→ **WRITTEN TASK**: Copy each line of the listing below exactly.

Dataset items:
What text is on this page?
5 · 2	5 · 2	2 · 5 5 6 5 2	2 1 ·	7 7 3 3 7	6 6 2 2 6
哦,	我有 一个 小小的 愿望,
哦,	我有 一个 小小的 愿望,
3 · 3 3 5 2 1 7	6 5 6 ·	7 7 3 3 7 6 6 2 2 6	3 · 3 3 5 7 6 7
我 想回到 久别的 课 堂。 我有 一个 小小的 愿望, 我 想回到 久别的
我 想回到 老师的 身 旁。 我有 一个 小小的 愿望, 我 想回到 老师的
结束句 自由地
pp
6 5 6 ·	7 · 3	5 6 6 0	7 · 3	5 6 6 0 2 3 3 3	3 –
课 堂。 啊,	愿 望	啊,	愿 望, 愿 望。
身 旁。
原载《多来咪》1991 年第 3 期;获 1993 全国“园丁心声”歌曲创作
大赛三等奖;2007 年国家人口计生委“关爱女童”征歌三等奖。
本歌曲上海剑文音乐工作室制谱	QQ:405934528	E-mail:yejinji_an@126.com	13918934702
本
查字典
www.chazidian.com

→ **CORRECT OUTPUT**:
What text is on this page?
5 · 2	5 · 2	2 · 5 5 6 5 2	2 1 ·	7 7 3 3 7	6 6 2 2 6
哦,	我有 一个 小小的 愿望,
哦,	我有 一个 小小的 愿望,
3 · 3 3 5 2 1 7	6 5 6 ·	7 7 3 3 7 6 6 2 2 6	3 · 3 3 5 7 6 7
我 想回到 久别的 课 堂。 我有 一个 小小的 愿望, 我 想回到 久别的
我 想回到 老师的 身 旁。 我有 一个 小小的 愿望, 我 想回到 老师的
结束句 自由地
pp
6 5 6 ·	7 · 3	5 6 6 0	7 · 3	5 6 6 0 2 3 3 3	3 –
课 堂。 啊,	愿 望	啊,	愿 望, 愿 望。
身 旁。
原载《多来咪》1991 年第 3 期;获 1993 全国“园丁心声”歌曲创作
大赛三等奖;2007 年国家人口计生委“关爱女童”征歌三等奖。
本歌曲上海剑文音乐工作室制谱	QQ:405934528	E-mail:yejinji_an@126.com	13918934702
本
查字典
www.chazidian.com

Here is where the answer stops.